- [EXERCISE REQUIREMENTS]: Output each entry verbatim and exclude every picture from it.

- [EXTRACTED MATERIAL]:
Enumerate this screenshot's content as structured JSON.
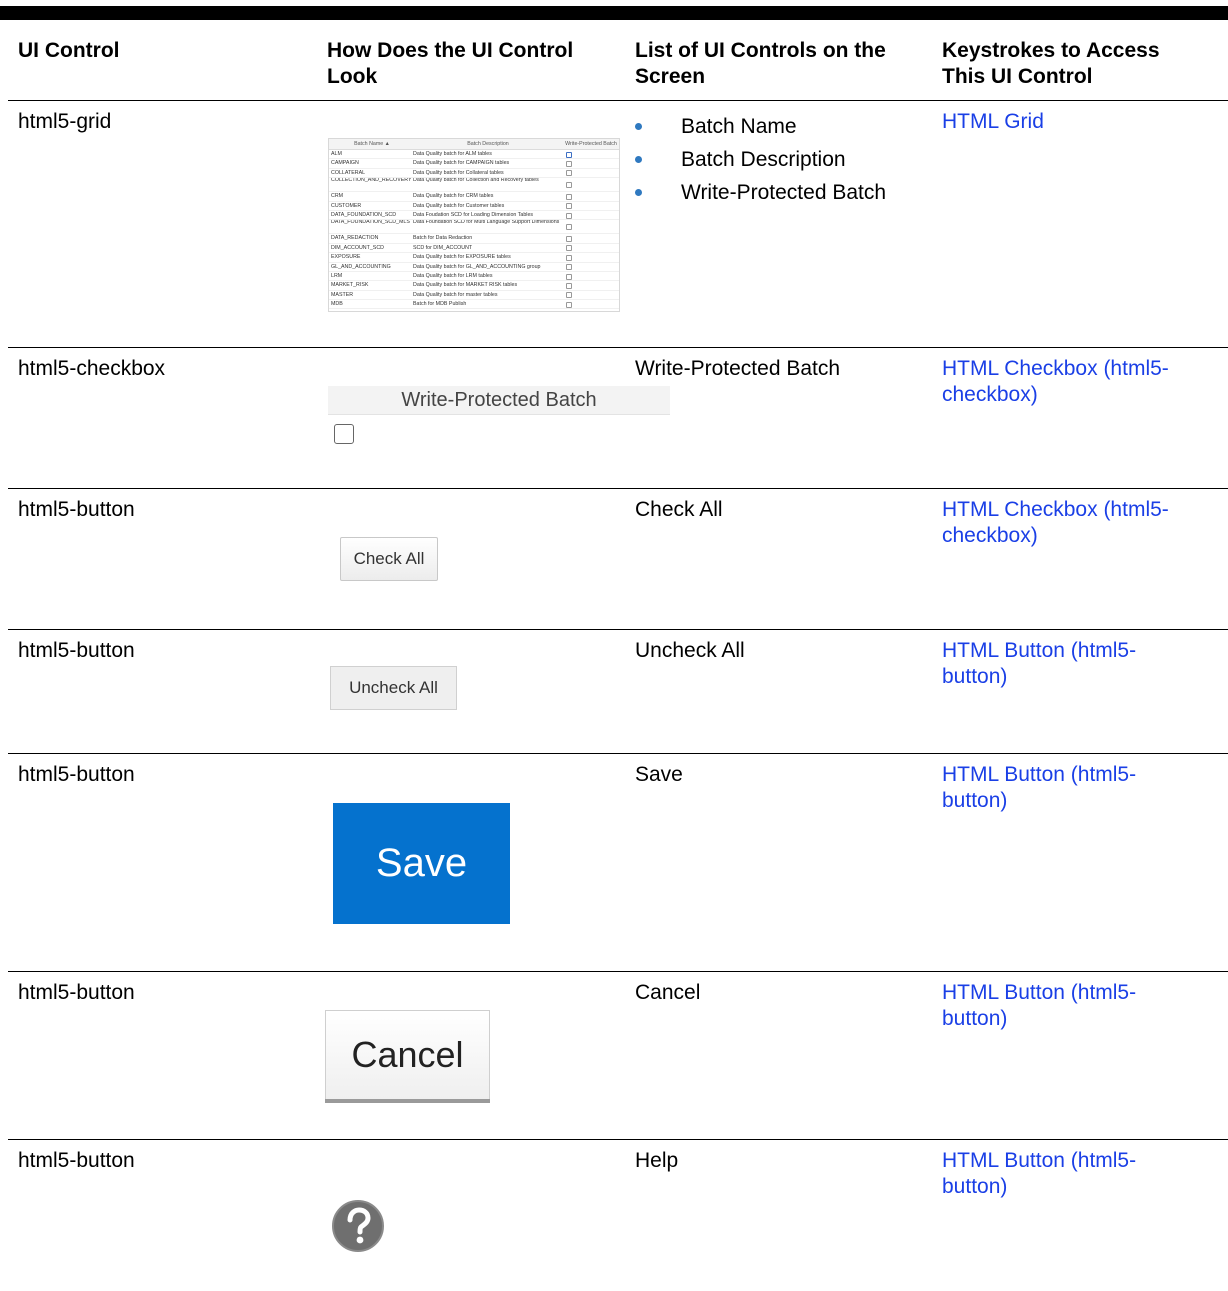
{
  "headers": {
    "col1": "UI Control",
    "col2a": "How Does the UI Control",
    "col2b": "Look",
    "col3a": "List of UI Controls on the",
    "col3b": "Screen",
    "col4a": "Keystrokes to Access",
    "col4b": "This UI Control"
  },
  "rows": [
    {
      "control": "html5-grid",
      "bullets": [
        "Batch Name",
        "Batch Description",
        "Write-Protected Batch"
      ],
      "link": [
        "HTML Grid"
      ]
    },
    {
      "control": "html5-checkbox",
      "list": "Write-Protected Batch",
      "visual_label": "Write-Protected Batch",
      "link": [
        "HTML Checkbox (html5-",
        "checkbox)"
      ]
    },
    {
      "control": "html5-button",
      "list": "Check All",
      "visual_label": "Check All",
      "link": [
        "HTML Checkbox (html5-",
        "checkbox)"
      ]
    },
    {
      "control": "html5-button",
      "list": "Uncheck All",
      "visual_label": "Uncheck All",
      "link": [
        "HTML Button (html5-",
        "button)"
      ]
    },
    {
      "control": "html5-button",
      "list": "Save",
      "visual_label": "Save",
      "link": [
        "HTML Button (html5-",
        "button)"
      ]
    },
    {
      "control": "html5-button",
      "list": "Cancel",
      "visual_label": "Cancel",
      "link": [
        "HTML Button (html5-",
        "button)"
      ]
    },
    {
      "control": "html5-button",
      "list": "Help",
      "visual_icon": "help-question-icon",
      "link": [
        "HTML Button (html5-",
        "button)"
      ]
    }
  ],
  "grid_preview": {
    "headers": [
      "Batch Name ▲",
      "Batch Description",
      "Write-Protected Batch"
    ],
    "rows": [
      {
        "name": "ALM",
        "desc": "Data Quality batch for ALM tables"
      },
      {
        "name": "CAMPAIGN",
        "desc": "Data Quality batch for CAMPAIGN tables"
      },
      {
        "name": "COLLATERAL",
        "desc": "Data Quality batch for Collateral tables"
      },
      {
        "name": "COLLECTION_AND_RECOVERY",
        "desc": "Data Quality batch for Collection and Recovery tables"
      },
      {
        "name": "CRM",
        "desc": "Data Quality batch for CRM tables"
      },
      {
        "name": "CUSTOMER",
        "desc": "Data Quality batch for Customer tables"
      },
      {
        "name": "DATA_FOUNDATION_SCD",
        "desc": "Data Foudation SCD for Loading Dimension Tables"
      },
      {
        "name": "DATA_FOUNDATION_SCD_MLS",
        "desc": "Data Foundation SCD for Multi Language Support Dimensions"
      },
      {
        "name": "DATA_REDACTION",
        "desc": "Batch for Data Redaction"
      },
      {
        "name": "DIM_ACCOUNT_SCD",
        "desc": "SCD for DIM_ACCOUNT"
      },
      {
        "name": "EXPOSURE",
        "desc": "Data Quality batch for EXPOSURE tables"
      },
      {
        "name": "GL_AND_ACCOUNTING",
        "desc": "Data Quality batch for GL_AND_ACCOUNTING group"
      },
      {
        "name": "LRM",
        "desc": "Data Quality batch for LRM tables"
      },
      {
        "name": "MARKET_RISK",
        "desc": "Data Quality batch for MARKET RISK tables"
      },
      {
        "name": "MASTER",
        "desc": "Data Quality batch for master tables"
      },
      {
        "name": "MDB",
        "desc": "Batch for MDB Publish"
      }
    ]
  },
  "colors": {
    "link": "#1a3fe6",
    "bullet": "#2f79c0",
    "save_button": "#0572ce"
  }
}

- [EXPECTED ANSWER]:
Enumerate this screenshot's content as structured JSON.
{
  "headers": {
    "col1": "UI Control",
    "col2a": "How Does the UI Control",
    "col2b": "Look",
    "col3a": "List of UI Controls on the",
    "col3b": "Screen",
    "col4a": "Keystrokes to Access",
    "col4b": "This UI Control"
  },
  "rows": [
    {
      "control": "html5-grid",
      "bullets": [
        "Batch Name",
        "Batch Description",
        "Write-Protected Batch"
      ],
      "link": [
        "HTML Grid"
      ]
    },
    {
      "control": "html5-checkbox",
      "list": "Write-Protected Batch",
      "visual_label": "Write-Protected Batch",
      "link": [
        "HTML Checkbox (html5-",
        "checkbox)"
      ]
    },
    {
      "control": "html5-button",
      "list": "Check All",
      "visual_label": "Check All",
      "link": [
        "HTML Checkbox (html5-",
        "checkbox)"
      ]
    },
    {
      "control": "html5-button",
      "list": "Uncheck All",
      "visual_label": "Uncheck All",
      "link": [
        "HTML Button (html5-",
        "button)"
      ]
    },
    {
      "control": "html5-button",
      "list": "Save",
      "visual_label": "Save",
      "link": [
        "HTML Button (html5-",
        "button)"
      ]
    },
    {
      "control": "html5-button",
      "list": "Cancel",
      "visual_label": "Cancel",
      "link": [
        "HTML Button (html5-",
        "button)"
      ]
    },
    {
      "control": "html5-button",
      "list": "Help",
      "visual_icon": "help-question-icon",
      "link": [
        "HTML Button (html5-",
        "button)"
      ]
    }
  ],
  "grid_preview": {
    "headers": [
      "Batch Name ▲",
      "Batch Description",
      "Write-Protected Batch"
    ],
    "rows": [
      {
        "name": "ALM",
        "desc": "Data Quality batch for ALM tables"
      },
      {
        "name": "CAMPAIGN",
        "desc": "Data Quality batch for CAMPAIGN tables"
      },
      {
        "name": "COLLATERAL",
        "desc": "Data Quality batch for Collateral tables"
      },
      {
        "name": "COLLECTION_AND_RECOVERY",
        "desc": "Data Quality batch for Collection and Recovery tables"
      },
      {
        "name": "CRM",
        "desc": "Data Quality batch for CRM tables"
      },
      {
        "name": "CUSTOMER",
        "desc": "Data Quality batch for Customer tables"
      },
      {
        "name": "DATA_FOUNDATION_SCD",
        "desc": "Data Foudation SCD for Loading Dimension Tables"
      },
      {
        "name": "DATA_FOUNDATION_SCD_MLS",
        "desc": "Data Foundation SCD for Multi Language Support Dimensions"
      },
      {
        "name": "DATA_REDACTION",
        "desc": "Batch for Data Redaction"
      },
      {
        "name": "DIM_ACCOUNT_SCD",
        "desc": "SCD for DIM_ACCOUNT"
      },
      {
        "name": "EXPOSURE",
        "desc": "Data Quality batch for EXPOSURE tables"
      },
      {
        "name": "GL_AND_ACCOUNTING",
        "desc": "Data Quality batch for GL_AND_ACCOUNTING group"
      },
      {
        "name": "LRM",
        "desc": "Data Quality batch for LRM tables"
      },
      {
        "name": "MARKET_RISK",
        "desc": "Data Quality batch for MARKET RISK tables"
      },
      {
        "name": "MASTER",
        "desc": "Data Quality batch for master tables"
      },
      {
        "name": "MDB",
        "desc": "Batch for MDB Publish"
      }
    ]
  },
  "colors": {
    "link": "#1a3fe6",
    "bullet": "#2f79c0",
    "save_button": "#0572ce"
  }
}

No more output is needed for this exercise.